> **Exercise material**:
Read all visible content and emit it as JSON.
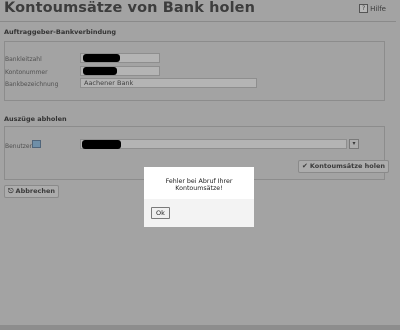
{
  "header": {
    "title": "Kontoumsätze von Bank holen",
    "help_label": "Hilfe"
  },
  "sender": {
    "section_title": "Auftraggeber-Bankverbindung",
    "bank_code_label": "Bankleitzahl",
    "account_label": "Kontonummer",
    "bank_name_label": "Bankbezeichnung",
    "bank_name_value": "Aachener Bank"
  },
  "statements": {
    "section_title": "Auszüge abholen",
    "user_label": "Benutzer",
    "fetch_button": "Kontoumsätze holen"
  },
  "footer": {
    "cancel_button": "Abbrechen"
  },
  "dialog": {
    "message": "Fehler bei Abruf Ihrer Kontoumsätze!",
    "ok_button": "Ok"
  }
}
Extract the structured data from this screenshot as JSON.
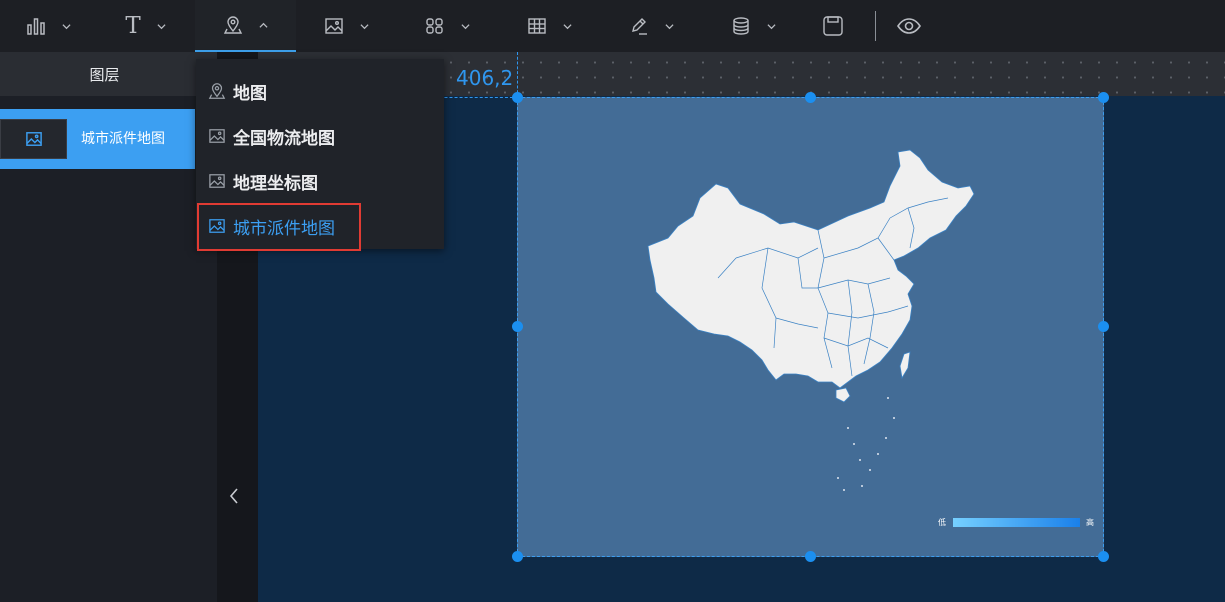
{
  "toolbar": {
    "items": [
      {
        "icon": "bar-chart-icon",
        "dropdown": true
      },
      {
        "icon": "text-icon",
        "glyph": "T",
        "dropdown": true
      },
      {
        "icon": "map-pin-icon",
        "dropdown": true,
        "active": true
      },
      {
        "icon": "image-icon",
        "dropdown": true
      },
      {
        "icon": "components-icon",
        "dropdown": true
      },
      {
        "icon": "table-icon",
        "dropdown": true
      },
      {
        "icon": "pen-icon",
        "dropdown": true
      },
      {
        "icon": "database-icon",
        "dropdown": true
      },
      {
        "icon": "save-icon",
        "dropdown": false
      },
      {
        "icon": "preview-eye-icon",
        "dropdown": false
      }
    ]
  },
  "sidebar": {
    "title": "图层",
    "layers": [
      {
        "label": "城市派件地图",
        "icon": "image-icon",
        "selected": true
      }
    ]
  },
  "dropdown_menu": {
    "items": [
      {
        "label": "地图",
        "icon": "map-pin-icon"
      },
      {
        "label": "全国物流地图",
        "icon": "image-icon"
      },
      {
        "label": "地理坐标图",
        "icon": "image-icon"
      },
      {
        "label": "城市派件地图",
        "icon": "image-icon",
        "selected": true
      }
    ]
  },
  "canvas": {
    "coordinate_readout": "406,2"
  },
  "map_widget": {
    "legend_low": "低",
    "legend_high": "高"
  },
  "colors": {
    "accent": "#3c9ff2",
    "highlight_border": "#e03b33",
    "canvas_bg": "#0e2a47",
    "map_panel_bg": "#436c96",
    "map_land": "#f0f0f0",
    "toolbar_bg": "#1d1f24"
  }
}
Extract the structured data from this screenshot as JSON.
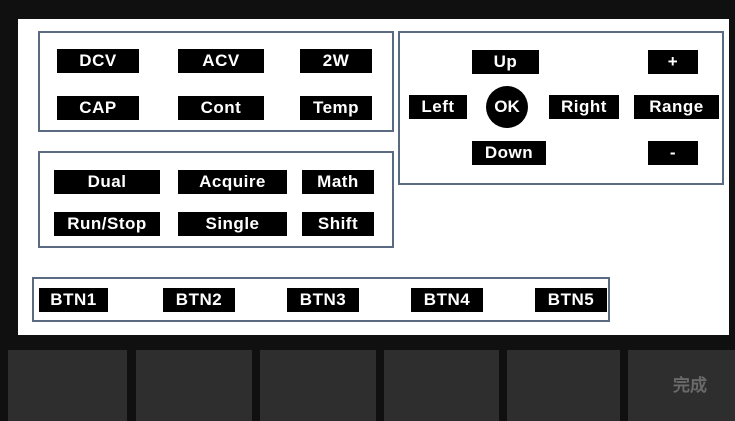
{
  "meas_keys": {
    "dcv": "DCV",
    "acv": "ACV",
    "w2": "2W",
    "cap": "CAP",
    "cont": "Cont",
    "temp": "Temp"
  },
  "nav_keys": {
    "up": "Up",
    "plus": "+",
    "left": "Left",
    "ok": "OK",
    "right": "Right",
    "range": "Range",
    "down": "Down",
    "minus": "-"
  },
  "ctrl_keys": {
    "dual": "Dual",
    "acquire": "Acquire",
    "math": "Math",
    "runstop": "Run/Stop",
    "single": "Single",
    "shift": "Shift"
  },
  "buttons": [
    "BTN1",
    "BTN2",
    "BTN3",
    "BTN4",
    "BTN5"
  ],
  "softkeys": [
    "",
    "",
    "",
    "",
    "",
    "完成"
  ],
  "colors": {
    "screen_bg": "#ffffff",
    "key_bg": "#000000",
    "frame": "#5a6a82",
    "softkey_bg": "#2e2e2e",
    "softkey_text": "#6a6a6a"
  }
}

> **What is being asked**:
From the data above, copy each line that has the string "Kontoumsätze".

> **Answer for this exercise**:
    "title": "Kontoumsätze von Bank holen",
    "fetch_button": "Kontoumsätze holen"
    "message": "Fehler bei Abruf Ihrer Kontoumsätze!",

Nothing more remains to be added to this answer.